#### GIVEN REQUEST:
Restate the whole listing word for word. Pictures are left out.

#### INPUT DATA:
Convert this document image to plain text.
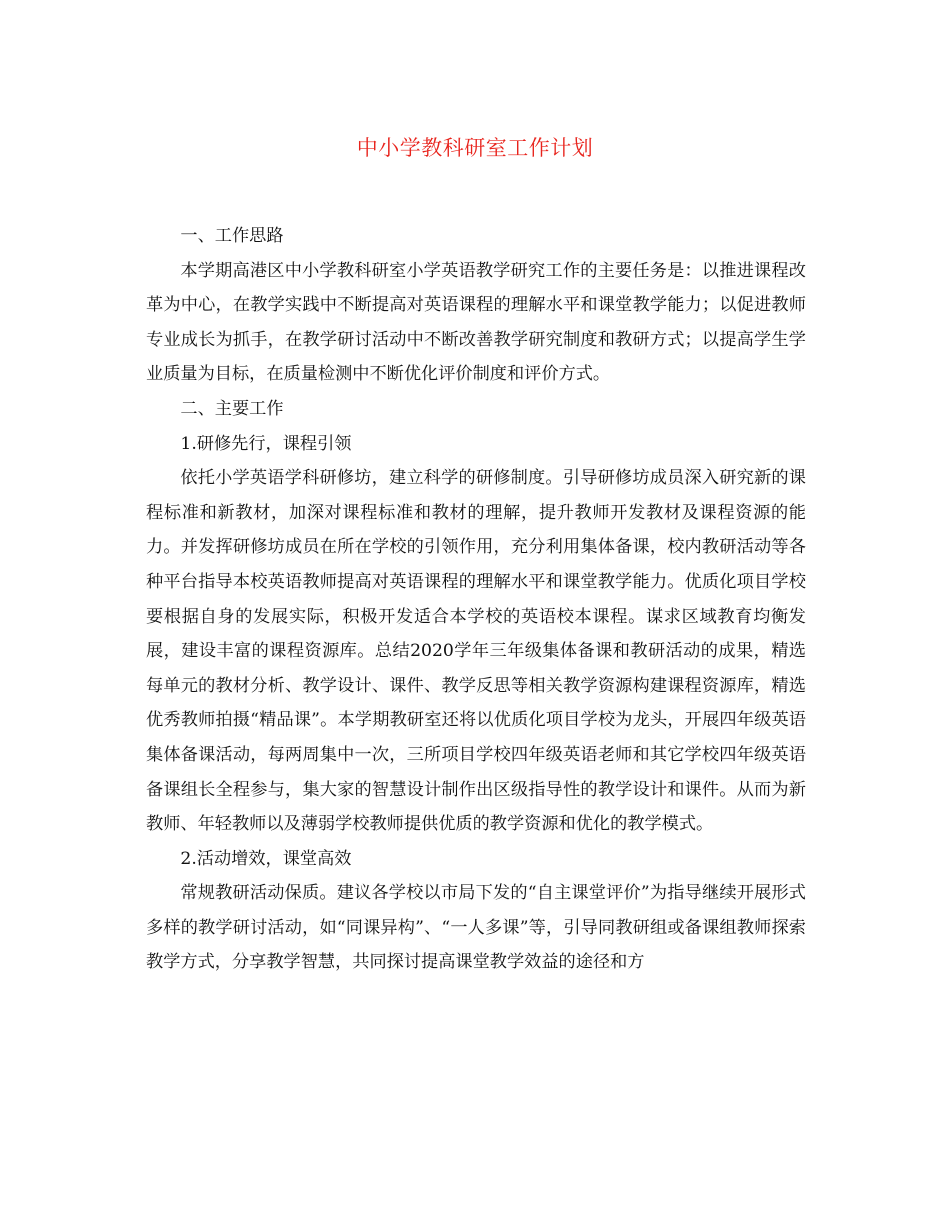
中小学教科研室工作计划

一、工作思路

本学期高港区中小学教科研室小学英语教学研究工作的主要任务是：以推进课程改革为中心，在教学实践中不断提高对英语课程的理解水平和课堂教学能力；以促进教师专业成长为抓手，在教学研讨活动中不断改善教学研究制度和教研方式；以提高学生学业质量为目标，在质量检测中不断优化评价制度和评价方式。

二、主要工作

1.研修先行，课程引领

依托小学英语学科研修坊，建立科学的研修制度。引导研修坊成员深入研究新的课程标准和新教材，加深对课程标准和教材的理解，提升教师开发教材及课程资源的能力。并发挥研修坊成员在所在学校的引领作用，充分利用集体备课，校内教研活动等各种平台指导本校英语教师提高对英语课程的理解水平和课堂教学能力。优质化项目学校要根据自身的发展实际，积极开发适合本学校的英语校本课程。谋求区域教育均衡发展，建设丰富的课程资源库。总结2020学年三年级集体备课和教研活动的成果，精选每单元的教材分析、教学设计、课件、教学反思等相关教学资源构建课程资源库，精选优秀教师拍摄“精品课”。本学期教研室还将以优质化项目学校为龙头，开展四年级英语集体备课活动，每两周集中一次，三所项目学校四年级英语老师和其它学校四年级英语备课组长全程参与，集大家的智慧设计制作出区级指导性的教学设计和课件。从而为新教师、年轻教师以及薄弱学校教师提供优质的教学资源和优化的教学模式。

2.活动增效，课堂高效

常规教研活动保质。建议各学校以市局下发的“自主课堂评价”为指导继续开展形式多样的教学研讨活动，如“同课异构”、“一人多课”等，引导同教研组或备课组教师探索教学方式，分享教学智慧，共同探讨提高课堂教学效益的途径和方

#### ANSWER TO THIS TASK:
Convert this document image to plain text.
中小学教科研室工作计划

一、工作思路

本学期高港区中小学教科研室小学英语教学研究工作的主要任务是：以推进课程改革为中心，在教学实践中不断提高对英语课程的理解水平和课堂教学能力；以促进教师专业成长为抓手，在教学研讨活动中不断改善教学研究制度和教研方式；以提高学生学业质量为目标，在质量检测中不断优化评价制度和评价方式。

二、主要工作

1.研修先行，课程引领

依托小学英语学科研修坊，建立科学的研修制度。引导研修坊成员深入研究新的课程标准和新教材，加深对课程标准和教材的理解，提升教师开发教材及课程资源的能力。并发挥研修坊成员在所在学校的引领作用，充分利用集体备课，校内教研活动等各种平台指导本校英语教师提高对英语课程的理解水平和课堂教学能力。优质化项目学校要根据自身的发展实际，积极开发适合本学校的英语校本课程。谋求区域教育均衡发展，建设丰富的课程资源库。总结2020学年三年级集体备课和教研活动的成果，精选每单元的教材分析、教学设计、课件、教学反思等相关教学资源构建课程资源库，精选优秀教师拍摄“精品课”。本学期教研室还将以优质化项目学校为龙头，开展四年级英语集体备课活动，每两周集中一次，三所项目学校四年级英语老师和其它学校四年级英语备课组长全程参与，集大家的智慧设计制作出区级指导性的教学设计和课件。从而为新教师、年轻教师以及薄弱学校教师提供优质的教学资源和优化的教学模式。

2.活动增效，课堂高效

常规教研活动保质。建议各学校以市局下发的“自主课堂评价”为指导继续开展形式多样的教学研讨活动，如“同课异构”、“一人多课”等，引导同教研组或备课组教师探索教学方式，分享教学智慧，共同探讨提高课堂教学效益的途径和方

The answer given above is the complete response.